(Collected data entries)
((

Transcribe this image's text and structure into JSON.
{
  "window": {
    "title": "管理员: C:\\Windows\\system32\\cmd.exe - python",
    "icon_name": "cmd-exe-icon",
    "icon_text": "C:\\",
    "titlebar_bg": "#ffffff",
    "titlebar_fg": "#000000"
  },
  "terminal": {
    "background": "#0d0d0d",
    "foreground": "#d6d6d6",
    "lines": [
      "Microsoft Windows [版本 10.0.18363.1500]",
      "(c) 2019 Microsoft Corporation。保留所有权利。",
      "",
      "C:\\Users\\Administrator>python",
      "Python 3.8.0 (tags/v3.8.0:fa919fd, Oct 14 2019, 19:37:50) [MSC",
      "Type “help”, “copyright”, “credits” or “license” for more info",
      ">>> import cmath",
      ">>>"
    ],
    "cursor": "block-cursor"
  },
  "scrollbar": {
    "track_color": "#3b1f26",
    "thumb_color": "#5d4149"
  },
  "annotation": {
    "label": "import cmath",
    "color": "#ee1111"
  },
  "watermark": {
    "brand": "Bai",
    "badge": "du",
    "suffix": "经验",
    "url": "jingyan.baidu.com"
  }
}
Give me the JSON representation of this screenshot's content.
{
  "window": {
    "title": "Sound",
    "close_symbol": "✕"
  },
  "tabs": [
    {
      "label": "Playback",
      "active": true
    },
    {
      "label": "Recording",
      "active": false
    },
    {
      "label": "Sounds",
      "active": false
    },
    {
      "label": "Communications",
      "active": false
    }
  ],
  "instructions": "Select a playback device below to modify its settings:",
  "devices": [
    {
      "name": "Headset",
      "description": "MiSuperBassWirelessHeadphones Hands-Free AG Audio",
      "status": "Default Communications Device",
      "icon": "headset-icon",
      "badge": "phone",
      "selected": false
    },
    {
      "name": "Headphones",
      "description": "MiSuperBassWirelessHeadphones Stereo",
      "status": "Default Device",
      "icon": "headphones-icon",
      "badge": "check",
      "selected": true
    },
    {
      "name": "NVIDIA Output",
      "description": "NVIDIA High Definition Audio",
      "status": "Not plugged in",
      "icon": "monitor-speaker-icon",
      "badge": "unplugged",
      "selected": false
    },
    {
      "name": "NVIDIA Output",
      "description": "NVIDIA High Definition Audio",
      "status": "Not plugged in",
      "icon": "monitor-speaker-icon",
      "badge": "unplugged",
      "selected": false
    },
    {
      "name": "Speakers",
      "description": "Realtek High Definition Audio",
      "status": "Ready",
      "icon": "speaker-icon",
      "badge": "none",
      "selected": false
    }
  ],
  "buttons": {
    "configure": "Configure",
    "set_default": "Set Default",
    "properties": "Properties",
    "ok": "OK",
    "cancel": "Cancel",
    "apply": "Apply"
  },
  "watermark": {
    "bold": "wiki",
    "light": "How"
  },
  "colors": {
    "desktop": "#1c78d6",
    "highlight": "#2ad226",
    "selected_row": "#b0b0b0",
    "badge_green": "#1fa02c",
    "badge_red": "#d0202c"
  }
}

))

In the listing, find each line with the string "Audio" and copy it.

      "description": "MiSuperBassWirelessHeadphones Hands-Free AG Audio",
      "description": "NVIDIA High Definition Audio",
      "description": "NVIDIA High Definition Audio",
      "description": "Realtek High Definition Audio",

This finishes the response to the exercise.